DATA EXTRACT —
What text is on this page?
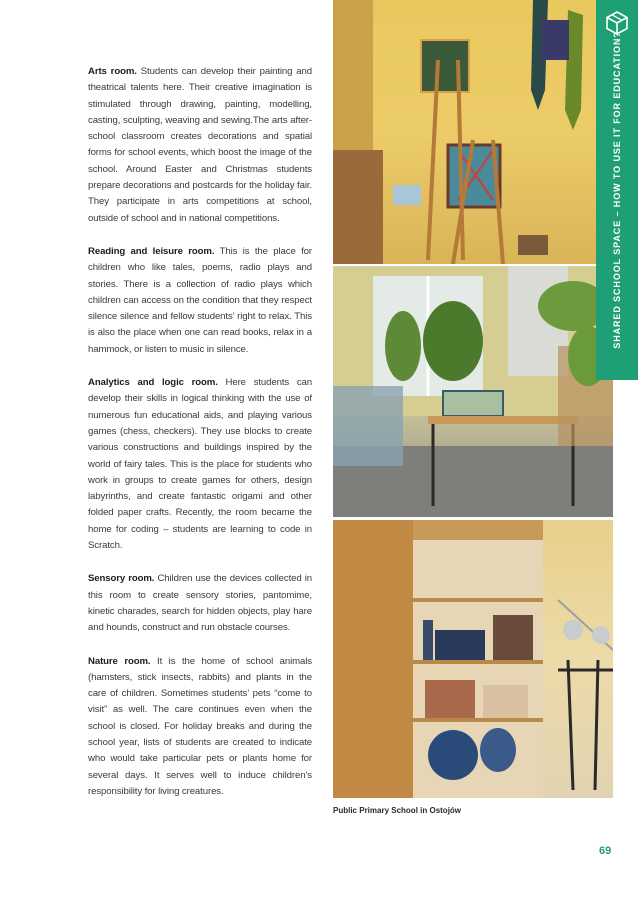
Arts room. Students can develop their painting and theatrical talents here. Their creative imagination is stimulated through drawing, painting, modelling, casting, sculpting, weaving and sewing.The arts after-school classroom creates decorations and spatial forms for school events, which boost the image of the school. Around Easter and Christmas students prepare decorations and postcards for the holiday fair. They participate in arts competitions at school, outside of school and in national competitions.

Reading and leisure room. This is the place for children who like tales, poems, radio plays and stories. There is a collection of radio plays which children can access on the condition that they respect silence silence and fellow students’ right to relax. This is also the place when one can read books, relax in a hammock, or listen to music in silence.

Analytics and logic room. Here students can develop their skills in logical thinking with the use of numerous fun educational aids, and playing various games (chess, checkers). They use blocks to create various constructions and buildings inspired by the world of fairy tales. This is the place for students who work in groups to create games for others, design labyrinths, and create fantastic origami and other folded paper crafts. Recently, the room became the home for coding – students are learning to code in Scratch.

Sensory room. Children use the devices collected in this room to create sensory stories, pantomime, kinetic charades, search for hidden objects, play hare and hounds, construct and run obstacle courses.

Nature room. It is the home of school animals (hamsters, stick insects, rabbits) and plants in the care of children. Sometimes students’ pets “come to visit” as well. The care continues even when the school is closed. For holiday breaks and during the school year, lists of students are created to indicate who would take particular pets or plants home for several days. It serves well to induce children’s responsibility for living creatures.

SHARED SCHOOL SPACE – HOW TO USE IT FOR EDUCATION?
Public Primary School in Ostojów
69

EXERCISE AIM — Pull every line containing the word "stories" out of the material and copy it.

THE RESPONSE —
Reading and leisure room. This is the place for children who like tales, poems, radio plays and stories. There is a collection of radio plays which children can access on the condition that they respect silence silence and fellow students’ right to relax. This is also the place when one can read books, relax in a hammock, or listen to music in silence.
Sensory room. Children use the devices collected in this room to create sensory stories, pantomime, kinetic charades, search for hidden objects, play hare and hounds, construct and run obstacle courses.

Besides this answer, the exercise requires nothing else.